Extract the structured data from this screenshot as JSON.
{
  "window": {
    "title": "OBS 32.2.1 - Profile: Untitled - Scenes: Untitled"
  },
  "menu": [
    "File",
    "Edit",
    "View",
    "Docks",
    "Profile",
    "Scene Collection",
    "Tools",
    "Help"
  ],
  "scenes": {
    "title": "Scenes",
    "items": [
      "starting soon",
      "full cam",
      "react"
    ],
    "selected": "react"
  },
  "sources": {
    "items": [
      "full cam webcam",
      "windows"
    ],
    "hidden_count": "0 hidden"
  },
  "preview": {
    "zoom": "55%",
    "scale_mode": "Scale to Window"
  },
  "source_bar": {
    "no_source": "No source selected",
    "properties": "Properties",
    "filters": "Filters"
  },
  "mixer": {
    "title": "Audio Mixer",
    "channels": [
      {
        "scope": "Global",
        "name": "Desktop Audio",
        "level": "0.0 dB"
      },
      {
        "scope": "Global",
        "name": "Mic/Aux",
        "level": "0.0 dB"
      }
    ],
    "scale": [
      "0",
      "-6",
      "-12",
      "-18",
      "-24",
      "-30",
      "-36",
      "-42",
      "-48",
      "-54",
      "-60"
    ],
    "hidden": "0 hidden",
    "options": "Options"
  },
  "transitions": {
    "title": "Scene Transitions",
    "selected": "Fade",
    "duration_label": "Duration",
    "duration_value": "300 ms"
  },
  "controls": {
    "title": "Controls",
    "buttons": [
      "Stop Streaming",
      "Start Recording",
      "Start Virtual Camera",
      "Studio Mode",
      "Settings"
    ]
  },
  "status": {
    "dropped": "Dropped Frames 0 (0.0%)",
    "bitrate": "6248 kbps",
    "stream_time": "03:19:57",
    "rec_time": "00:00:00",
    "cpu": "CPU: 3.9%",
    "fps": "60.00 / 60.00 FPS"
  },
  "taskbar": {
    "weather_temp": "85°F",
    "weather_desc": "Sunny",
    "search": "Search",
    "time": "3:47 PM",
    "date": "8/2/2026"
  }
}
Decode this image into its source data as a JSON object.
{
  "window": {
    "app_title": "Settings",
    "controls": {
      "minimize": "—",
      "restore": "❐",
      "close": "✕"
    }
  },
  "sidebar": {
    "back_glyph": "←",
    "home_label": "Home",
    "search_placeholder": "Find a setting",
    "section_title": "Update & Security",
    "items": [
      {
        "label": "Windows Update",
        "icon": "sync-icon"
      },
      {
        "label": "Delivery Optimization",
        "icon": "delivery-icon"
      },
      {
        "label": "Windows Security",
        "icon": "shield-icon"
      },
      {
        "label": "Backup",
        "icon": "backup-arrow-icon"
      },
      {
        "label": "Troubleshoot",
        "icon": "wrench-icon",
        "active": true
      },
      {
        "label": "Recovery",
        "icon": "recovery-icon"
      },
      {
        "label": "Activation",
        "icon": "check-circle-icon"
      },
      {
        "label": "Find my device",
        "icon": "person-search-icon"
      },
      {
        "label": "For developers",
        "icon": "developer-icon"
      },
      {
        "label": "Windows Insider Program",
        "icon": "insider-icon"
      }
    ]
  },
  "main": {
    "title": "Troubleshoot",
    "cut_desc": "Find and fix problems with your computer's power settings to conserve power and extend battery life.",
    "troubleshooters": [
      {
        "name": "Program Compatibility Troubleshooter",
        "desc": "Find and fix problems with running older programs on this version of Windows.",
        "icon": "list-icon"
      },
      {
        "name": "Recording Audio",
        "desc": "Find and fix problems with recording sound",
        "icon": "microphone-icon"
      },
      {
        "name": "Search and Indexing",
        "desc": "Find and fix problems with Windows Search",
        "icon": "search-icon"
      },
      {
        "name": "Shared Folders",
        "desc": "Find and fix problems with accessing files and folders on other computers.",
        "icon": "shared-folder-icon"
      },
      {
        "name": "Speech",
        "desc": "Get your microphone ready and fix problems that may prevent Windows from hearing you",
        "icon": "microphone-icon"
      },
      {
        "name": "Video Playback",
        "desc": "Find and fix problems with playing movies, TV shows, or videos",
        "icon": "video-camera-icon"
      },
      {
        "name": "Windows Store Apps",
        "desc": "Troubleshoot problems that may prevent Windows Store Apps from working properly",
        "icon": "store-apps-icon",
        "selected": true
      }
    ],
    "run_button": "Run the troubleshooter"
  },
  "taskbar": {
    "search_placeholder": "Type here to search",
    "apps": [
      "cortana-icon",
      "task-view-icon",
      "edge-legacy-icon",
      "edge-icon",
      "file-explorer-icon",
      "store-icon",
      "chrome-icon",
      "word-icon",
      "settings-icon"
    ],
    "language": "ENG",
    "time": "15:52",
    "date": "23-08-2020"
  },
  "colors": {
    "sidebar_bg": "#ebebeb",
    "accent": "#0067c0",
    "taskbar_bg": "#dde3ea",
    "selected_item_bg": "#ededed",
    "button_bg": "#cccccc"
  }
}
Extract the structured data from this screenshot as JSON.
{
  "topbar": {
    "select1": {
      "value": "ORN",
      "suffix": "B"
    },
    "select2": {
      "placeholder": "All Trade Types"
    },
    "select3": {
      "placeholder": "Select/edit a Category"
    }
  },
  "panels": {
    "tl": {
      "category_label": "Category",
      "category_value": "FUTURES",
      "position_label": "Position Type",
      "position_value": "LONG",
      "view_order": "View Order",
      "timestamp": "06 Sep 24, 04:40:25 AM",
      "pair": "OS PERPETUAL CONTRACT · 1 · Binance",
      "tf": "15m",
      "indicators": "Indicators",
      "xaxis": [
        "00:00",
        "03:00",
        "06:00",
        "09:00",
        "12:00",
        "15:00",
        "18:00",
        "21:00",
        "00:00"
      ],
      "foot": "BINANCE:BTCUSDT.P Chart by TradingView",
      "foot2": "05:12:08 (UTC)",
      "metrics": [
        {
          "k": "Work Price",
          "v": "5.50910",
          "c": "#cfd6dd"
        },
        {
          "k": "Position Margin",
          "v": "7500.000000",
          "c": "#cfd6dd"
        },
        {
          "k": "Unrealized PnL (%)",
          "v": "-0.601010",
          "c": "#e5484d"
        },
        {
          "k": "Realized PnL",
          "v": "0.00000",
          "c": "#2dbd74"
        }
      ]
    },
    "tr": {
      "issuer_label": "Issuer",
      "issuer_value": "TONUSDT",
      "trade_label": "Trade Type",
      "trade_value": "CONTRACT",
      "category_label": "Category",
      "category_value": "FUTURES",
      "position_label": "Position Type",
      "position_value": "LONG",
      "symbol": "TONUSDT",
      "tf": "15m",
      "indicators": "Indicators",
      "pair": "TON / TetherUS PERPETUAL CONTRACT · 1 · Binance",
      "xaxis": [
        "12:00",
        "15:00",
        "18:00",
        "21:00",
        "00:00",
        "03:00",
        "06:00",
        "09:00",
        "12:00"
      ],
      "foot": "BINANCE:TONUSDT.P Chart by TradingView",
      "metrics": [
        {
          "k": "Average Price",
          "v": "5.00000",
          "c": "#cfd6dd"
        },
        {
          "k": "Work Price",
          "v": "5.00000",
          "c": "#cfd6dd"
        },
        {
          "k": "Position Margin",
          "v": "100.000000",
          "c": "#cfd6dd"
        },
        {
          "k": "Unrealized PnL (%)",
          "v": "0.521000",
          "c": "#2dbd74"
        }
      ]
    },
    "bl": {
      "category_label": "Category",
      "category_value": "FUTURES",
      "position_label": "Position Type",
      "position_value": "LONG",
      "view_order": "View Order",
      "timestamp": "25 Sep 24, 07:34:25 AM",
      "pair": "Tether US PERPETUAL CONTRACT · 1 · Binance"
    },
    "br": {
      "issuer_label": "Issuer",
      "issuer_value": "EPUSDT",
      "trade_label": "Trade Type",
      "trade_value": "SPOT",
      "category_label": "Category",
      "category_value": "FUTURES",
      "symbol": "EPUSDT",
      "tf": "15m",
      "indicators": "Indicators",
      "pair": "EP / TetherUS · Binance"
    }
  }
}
* * * * * * *
▶ Written exercise
Look through the data and show every line containing "TradingView".

▶ The response
      "foot": "BINANCE:BTCUSDT.P Chart by TradingView",
      "foot": "BINANCE:TONUSDT.P Chart by TradingView",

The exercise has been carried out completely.